◆ RECORDS TO USE
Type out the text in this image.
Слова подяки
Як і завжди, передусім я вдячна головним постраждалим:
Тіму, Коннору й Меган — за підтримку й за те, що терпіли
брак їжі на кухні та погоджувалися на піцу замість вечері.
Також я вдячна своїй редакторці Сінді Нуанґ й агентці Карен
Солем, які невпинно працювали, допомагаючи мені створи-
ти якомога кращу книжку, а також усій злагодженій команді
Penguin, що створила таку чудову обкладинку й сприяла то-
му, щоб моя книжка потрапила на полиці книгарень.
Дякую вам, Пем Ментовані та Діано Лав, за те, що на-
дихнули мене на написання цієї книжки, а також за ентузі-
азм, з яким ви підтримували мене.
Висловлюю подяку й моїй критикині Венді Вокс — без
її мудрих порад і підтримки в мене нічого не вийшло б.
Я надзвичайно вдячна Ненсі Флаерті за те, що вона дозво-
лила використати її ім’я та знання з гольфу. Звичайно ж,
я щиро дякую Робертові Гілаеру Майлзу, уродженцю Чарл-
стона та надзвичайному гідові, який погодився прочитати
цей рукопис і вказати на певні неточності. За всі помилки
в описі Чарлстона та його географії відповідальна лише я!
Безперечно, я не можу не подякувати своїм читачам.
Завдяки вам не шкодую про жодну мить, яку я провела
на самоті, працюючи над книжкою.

◆ STATED EXERCISE
Restate the whole listing exactly.

◆ TASK SOLUTION
Type out the text in this image.
Слова подяки
Як і завжди, передусім я вдячна головним постраждалим:
Тіму, Коннору й Меган — за підтримку й за те, що терпіли
брак їжі на кухні та погоджувалися на піцу замість вечері.
Також я вдячна своїй редакторці Сінді Нуанґ й агентці Карен
Солем, які невпинно працювали, допомагаючи мені створи-
ти якомога кращу книжку, а також усій злагодженій команді
Penguin, що створила таку чудову обкладинку й сприяла то-
му, щоб моя книжка потрапила на полиці книгарень.
Дякую вам, Пем Ментовані та Діано Лав, за те, що на-
дихнули мене на написання цієї книжки, а також за ентузі-
азм, з яким ви підтримували мене.
Висловлюю подяку й моїй критикині Венді Вокс — без
її мудрих порад і підтримки в мене нічого не вийшло б.
Я надзвичайно вдячна Ненсі Флаерті за те, що вона дозво-
лила використати її ім’я та знання з гольфу. Звичайно ж,
я щиро дякую Робертові Гілаеру Майлзу, уродженцю Чарл-
стона та надзвичайному гідові, який погодився прочитати
цей рукопис і вказати на певні неточності. За всі помилки
в описі Чарлстона та його географії відповідальна лише я!
Безперечно, я не можу не подякувати своїм читачам.
Завдяки вам не шкодую про жодну мить, яку я провела
на самоті, працюючи над книжкою.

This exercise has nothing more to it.